__What to work on__. The answer is one number: how many lines in the data below hold "title".

__Records from a dataset__.
-- START --

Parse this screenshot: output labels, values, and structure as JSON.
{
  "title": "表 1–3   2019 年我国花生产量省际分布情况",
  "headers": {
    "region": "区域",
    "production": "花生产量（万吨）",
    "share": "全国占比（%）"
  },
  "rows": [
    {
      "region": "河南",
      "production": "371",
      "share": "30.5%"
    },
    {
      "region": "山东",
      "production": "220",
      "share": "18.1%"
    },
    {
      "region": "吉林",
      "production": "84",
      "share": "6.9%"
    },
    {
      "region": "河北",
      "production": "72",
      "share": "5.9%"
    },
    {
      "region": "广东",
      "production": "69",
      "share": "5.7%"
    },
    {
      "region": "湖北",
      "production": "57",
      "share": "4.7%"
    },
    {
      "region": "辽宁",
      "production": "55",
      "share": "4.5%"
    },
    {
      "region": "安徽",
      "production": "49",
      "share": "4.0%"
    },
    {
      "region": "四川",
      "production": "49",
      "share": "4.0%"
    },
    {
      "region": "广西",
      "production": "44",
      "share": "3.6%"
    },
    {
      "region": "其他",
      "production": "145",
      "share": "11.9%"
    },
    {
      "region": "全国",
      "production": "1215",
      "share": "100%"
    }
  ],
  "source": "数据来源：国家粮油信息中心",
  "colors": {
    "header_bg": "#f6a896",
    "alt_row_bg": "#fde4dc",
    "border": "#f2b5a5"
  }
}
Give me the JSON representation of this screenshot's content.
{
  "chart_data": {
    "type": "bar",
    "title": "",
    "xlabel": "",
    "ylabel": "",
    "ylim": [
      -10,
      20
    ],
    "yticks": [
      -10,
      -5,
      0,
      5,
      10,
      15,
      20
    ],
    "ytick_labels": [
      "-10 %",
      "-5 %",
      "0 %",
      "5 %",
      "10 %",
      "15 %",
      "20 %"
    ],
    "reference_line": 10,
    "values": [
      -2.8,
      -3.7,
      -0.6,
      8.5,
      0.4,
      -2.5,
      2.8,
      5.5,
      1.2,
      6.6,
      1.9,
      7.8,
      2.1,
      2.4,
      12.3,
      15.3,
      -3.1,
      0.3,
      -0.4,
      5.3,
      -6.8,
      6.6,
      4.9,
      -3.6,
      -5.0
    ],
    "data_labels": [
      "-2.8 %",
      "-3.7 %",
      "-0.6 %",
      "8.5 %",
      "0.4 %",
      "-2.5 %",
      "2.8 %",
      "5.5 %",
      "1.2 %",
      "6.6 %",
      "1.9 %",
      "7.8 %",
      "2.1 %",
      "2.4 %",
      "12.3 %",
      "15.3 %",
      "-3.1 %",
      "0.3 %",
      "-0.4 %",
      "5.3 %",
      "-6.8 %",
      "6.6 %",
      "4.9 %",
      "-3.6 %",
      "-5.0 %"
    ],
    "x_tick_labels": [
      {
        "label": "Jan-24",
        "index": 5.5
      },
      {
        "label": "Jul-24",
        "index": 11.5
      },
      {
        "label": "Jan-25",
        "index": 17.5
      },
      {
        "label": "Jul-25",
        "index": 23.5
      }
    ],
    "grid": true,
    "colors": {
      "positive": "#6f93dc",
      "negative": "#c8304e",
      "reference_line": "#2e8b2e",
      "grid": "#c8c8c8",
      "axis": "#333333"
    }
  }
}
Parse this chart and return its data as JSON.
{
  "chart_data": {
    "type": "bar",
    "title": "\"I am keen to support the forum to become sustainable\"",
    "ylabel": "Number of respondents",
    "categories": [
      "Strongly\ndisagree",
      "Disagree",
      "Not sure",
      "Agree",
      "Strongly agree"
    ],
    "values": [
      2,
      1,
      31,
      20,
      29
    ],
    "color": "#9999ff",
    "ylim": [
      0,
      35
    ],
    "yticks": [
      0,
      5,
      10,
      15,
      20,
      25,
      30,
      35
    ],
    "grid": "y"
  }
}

-- END --

__Result for this exercise__. 3